Data excerpts:
##########

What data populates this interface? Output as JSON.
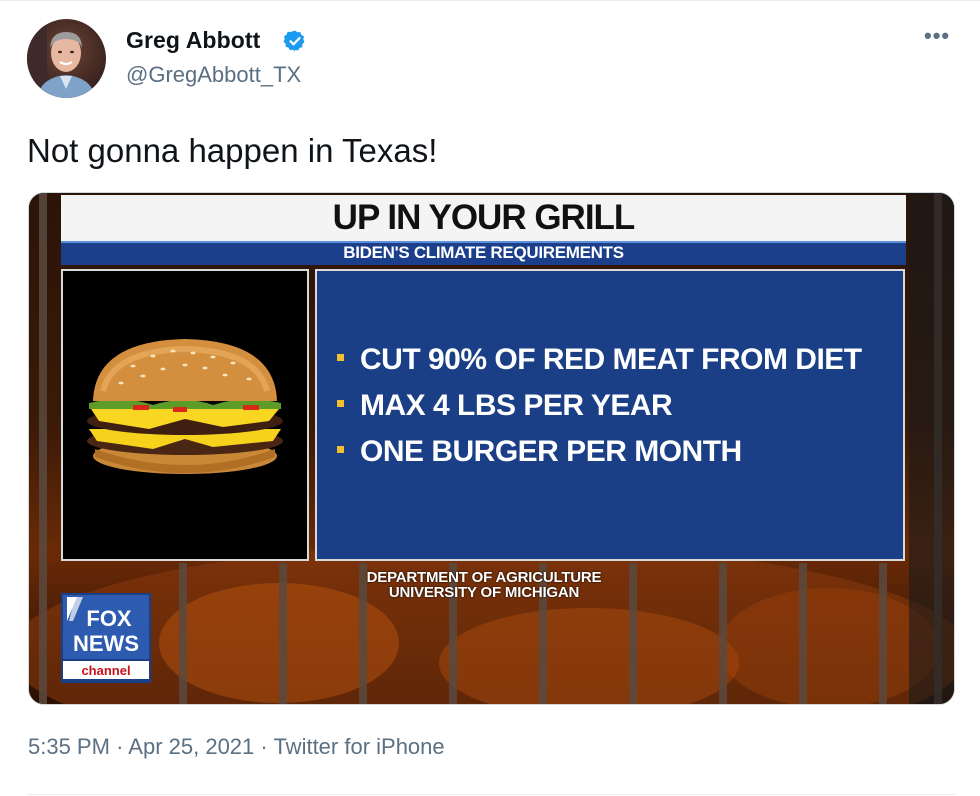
{
  "user": {
    "display_name": "Greg Abbott",
    "handle": "@GregAbbott_TX",
    "verified": true
  },
  "more_menu": "•••",
  "tweet": {
    "text": "Not gonna happen in Texas!"
  },
  "media": {
    "headline": "UP IN YOUR GRILL",
    "subheadline": "BIDEN'S CLIMATE REQUIREMENTS",
    "bullets": [
      "CUT 90% OF RED MEAT FROM DIET",
      "MAX 4 LBS PER YEAR",
      "ONE BURGER PER MONTH"
    ],
    "source_line_1": "DEPARTMENT OF AGRICULTURE",
    "source_line_2": "UNIVERSITY OF MICHIGAN",
    "logo": {
      "line1": "FOX",
      "line2": "NEWS",
      "line3": "channel"
    }
  },
  "meta": {
    "time": "5:35 PM",
    "date": "Apr 25, 2021",
    "client": "Twitter for iPhone",
    "separator": "·"
  },
  "colors": {
    "name": "#0f1419",
    "secondary": "#5b7083",
    "verified": "#1d9bf0",
    "fox_blue": "#1a3f86"
  }
}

##########

= Given request =
Without including any pictures, please restate all the records exactly.

= Result of the task =
What data populates this interface? Output as JSON.
{
  "user": {
    "display_name": "Greg Abbott",
    "handle": "@GregAbbott_TX",
    "verified": true
  },
  "more_menu": "•••",
  "tweet": {
    "text": "Not gonna happen in Texas!"
  },
  "media": {
    "headline": "UP IN YOUR GRILL",
    "subheadline": "BIDEN'S CLIMATE REQUIREMENTS",
    "bullets": [
      "CUT 90% OF RED MEAT FROM DIET",
      "MAX 4 LBS PER YEAR",
      "ONE BURGER PER MONTH"
    ],
    "source_line_1": "DEPARTMENT OF AGRICULTURE",
    "source_line_2": "UNIVERSITY OF MICHIGAN",
    "logo": {
      "line1": "FOX",
      "line2": "NEWS",
      "line3": "channel"
    }
  },
  "meta": {
    "time": "5:35 PM",
    "date": "Apr 25, 2021",
    "client": "Twitter for iPhone",
    "separator": "·"
  },
  "colors": {
    "name": "#0f1419",
    "secondary": "#5b7083",
    "verified": "#1d9bf0",
    "fox_blue": "#1a3f86"
  }
}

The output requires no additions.